What you have to do: Every line must be returned precisely as it is written.

** Begin Supplied records **

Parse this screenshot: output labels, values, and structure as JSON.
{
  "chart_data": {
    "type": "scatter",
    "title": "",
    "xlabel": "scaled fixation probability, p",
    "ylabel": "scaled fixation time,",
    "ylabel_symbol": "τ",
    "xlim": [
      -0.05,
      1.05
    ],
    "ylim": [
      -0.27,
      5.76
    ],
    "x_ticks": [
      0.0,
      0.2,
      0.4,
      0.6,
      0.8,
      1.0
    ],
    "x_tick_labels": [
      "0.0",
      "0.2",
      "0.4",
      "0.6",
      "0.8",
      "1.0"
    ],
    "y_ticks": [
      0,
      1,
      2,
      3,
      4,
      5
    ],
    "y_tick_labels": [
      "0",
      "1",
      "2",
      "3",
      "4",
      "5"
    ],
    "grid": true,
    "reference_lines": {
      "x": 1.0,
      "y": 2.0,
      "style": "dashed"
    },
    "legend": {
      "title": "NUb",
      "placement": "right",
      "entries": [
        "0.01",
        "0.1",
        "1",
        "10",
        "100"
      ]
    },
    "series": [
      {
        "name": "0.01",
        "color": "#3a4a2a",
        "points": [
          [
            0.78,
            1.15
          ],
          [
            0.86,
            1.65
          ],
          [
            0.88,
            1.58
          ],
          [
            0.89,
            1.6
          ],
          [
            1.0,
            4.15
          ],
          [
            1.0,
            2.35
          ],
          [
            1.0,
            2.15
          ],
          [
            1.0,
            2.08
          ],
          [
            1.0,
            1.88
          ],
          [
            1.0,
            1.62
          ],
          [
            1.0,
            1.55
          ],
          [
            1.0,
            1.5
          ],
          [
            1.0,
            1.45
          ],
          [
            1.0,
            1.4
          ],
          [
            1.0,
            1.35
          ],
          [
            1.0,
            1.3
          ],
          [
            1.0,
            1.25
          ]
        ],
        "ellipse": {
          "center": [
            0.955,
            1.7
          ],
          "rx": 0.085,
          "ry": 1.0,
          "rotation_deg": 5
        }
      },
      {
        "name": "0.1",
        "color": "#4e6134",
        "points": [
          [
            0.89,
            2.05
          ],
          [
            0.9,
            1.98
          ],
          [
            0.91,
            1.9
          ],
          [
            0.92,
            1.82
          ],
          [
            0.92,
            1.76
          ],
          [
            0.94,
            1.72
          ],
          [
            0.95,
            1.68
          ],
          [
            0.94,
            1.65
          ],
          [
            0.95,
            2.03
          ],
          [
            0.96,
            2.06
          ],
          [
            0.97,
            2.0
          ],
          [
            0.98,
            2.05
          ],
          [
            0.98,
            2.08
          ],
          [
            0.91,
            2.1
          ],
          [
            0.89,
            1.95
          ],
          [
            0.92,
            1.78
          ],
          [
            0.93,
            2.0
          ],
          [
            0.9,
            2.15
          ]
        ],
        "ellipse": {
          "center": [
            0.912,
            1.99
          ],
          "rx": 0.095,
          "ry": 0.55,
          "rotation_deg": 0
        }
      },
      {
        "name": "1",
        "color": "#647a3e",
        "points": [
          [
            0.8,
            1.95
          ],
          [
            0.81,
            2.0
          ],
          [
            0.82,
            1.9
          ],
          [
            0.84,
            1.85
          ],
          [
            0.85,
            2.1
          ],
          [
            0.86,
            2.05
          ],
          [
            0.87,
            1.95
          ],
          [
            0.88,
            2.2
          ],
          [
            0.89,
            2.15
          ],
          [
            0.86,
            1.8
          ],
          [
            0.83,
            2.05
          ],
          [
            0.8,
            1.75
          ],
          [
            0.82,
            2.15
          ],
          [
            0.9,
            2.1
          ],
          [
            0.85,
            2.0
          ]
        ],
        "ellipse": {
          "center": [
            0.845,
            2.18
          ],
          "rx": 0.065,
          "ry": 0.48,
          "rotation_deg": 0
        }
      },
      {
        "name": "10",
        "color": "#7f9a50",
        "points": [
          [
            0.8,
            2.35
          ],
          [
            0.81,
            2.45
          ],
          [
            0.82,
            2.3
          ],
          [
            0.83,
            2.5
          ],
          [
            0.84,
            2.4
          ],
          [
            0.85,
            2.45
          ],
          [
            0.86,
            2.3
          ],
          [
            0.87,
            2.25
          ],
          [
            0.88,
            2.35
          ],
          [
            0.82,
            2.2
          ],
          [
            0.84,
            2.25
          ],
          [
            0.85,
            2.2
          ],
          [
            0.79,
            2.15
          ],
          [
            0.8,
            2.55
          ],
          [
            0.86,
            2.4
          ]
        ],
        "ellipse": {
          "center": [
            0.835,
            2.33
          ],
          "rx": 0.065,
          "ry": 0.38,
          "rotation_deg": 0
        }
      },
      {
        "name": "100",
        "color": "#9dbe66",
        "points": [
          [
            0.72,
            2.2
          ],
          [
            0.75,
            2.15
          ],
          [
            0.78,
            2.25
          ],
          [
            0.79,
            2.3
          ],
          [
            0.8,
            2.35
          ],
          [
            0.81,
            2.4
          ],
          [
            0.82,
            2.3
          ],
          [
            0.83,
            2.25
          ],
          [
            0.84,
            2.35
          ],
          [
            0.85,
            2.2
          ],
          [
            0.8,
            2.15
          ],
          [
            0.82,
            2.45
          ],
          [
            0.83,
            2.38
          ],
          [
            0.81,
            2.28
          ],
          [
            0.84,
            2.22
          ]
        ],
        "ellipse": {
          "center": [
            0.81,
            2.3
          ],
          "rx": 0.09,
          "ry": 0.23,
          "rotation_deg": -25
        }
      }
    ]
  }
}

** End Supplied records **

Written solution:
Parse this screenshot: output labels, values, and structure as JSON.
{
  "chart_data": {
    "type": "scatter",
    "title": "",
    "xlabel": "scaled fixation probability, p",
    "ylabel": "scaled fixation time,",
    "ylabel_symbol": "τ",
    "xlim": [
      -0.05,
      1.05
    ],
    "ylim": [
      -0.27,
      5.76
    ],
    "x_ticks": [
      0.0,
      0.2,
      0.4,
      0.6,
      0.8,
      1.0
    ],
    "x_tick_labels": [
      "0.0",
      "0.2",
      "0.4",
      "0.6",
      "0.8",
      "1.0"
    ],
    "y_ticks": [
      0,
      1,
      2,
      3,
      4,
      5
    ],
    "y_tick_labels": [
      "0",
      "1",
      "2",
      "3",
      "4",
      "5"
    ],
    "grid": true,
    "reference_lines": {
      "x": 1.0,
      "y": 2.0,
      "style": "dashed"
    },
    "legend": {
      "title": "NUb",
      "placement": "right",
      "entries": [
        "0.01",
        "0.1",
        "1",
        "10",
        "100"
      ]
    },
    "series": [
      {
        "name": "0.01",
        "color": "#3a4a2a",
        "points": [
          [
            0.78,
            1.15
          ],
          [
            0.86,
            1.65
          ],
          [
            0.88,
            1.58
          ],
          [
            0.89,
            1.6
          ],
          [
            1.0,
            4.15
          ],
          [
            1.0,
            2.35
          ],
          [
            1.0,
            2.15
          ],
          [
            1.0,
            2.08
          ],
          [
            1.0,
            1.88
          ],
          [
            1.0,
            1.62
          ],
          [
            1.0,
            1.55
          ],
          [
            1.0,
            1.5
          ],
          [
            1.0,
            1.45
          ],
          [
            1.0,
            1.4
          ],
          [
            1.0,
            1.35
          ],
          [
            1.0,
            1.3
          ],
          [
            1.0,
            1.25
          ]
        ],
        "ellipse": {
          "center": [
            0.955,
            1.7
          ],
          "rx": 0.085,
          "ry": 1.0,
          "rotation_deg": 5
        }
      },
      {
        "name": "0.1",
        "color": "#4e6134",
        "points": [
          [
            0.89,
            2.05
          ],
          [
            0.9,
            1.98
          ],
          [
            0.91,
            1.9
          ],
          [
            0.92,
            1.82
          ],
          [
            0.92,
            1.76
          ],
          [
            0.94,
            1.72
          ],
          [
            0.95,
            1.68
          ],
          [
            0.94,
            1.65
          ],
          [
            0.95,
            2.03
          ],
          [
            0.96,
            2.06
          ],
          [
            0.97,
            2.0
          ],
          [
            0.98,
            2.05
          ],
          [
            0.98,
            2.08
          ],
          [
            0.91,
            2.1
          ],
          [
            0.89,
            1.95
          ],
          [
            0.92,
            1.78
          ],
          [
            0.93,
            2.0
          ],
          [
            0.9,
            2.15
          ]
        ],
        "ellipse": {
          "center": [
            0.912,
            1.99
          ],
          "rx": 0.095,
          "ry": 0.55,
          "rotation_deg": 0
        }
      },
      {
        "name": "1",
        "color": "#647a3e",
        "points": [
          [
            0.8,
            1.95
          ],
          [
            0.81,
            2.0
          ],
          [
            0.82,
            1.9
          ],
          [
            0.84,
            1.85
          ],
          [
            0.85,
            2.1
          ],
          [
            0.86,
            2.05
          ],
          [
            0.87,
            1.95
          ],
          [
            0.88,
            2.2
          ],
          [
            0.89,
            2.15
          ],
          [
            0.86,
            1.8
          ],
          [
            0.83,
            2.05
          ],
          [
            0.8,
            1.75
          ],
          [
            0.82,
            2.15
          ],
          [
            0.9,
            2.1
          ],
          [
            0.85,
            2.0
          ]
        ],
        "ellipse": {
          "center": [
            0.845,
            2.18
          ],
          "rx": 0.065,
          "ry": 0.48,
          "rotation_deg": 0
        }
      },
      {
        "name": "10",
        "color": "#7f9a50",
        "points": [
          [
            0.8,
            2.35
          ],
          [
            0.81,
            2.45
          ],
          [
            0.82,
            2.3
          ],
          [
            0.83,
            2.5
          ],
          [
            0.84,
            2.4
          ],
          [
            0.85,
            2.45
          ],
          [
            0.86,
            2.3
          ],
          [
            0.87,
            2.25
          ],
          [
            0.88,
            2.35
          ],
          [
            0.82,
            2.2
          ],
          [
            0.84,
            2.25
          ],
          [
            0.85,
            2.2
          ],
          [
            0.79,
            2.15
          ],
          [
            0.8,
            2.55
          ],
          [
            0.86,
            2.4
          ]
        ],
        "ellipse": {
          "center": [
            0.835,
            2.33
          ],
          "rx": 0.065,
          "ry": 0.38,
          "rotation_deg": 0
        }
      },
      {
        "name": "100",
        "color": "#9dbe66",
        "points": [
          [
            0.72,
            2.2
          ],
          [
            0.75,
            2.15
          ],
          [
            0.78,
            2.25
          ],
          [
            0.79,
            2.3
          ],
          [
            0.8,
            2.35
          ],
          [
            0.81,
            2.4
          ],
          [
            0.82,
            2.3
          ],
          [
            0.83,
            2.25
          ],
          [
            0.84,
            2.35
          ],
          [
            0.85,
            2.2
          ],
          [
            0.8,
            2.15
          ],
          [
            0.82,
            2.45
          ],
          [
            0.83,
            2.38
          ],
          [
            0.81,
            2.28
          ],
          [
            0.84,
            2.22
          ]
        ],
        "ellipse": {
          "center": [
            0.81,
            2.3
          ],
          "rx": 0.09,
          "ry": 0.23,
          "rotation_deg": -25
        }
      }
    ]
  }
}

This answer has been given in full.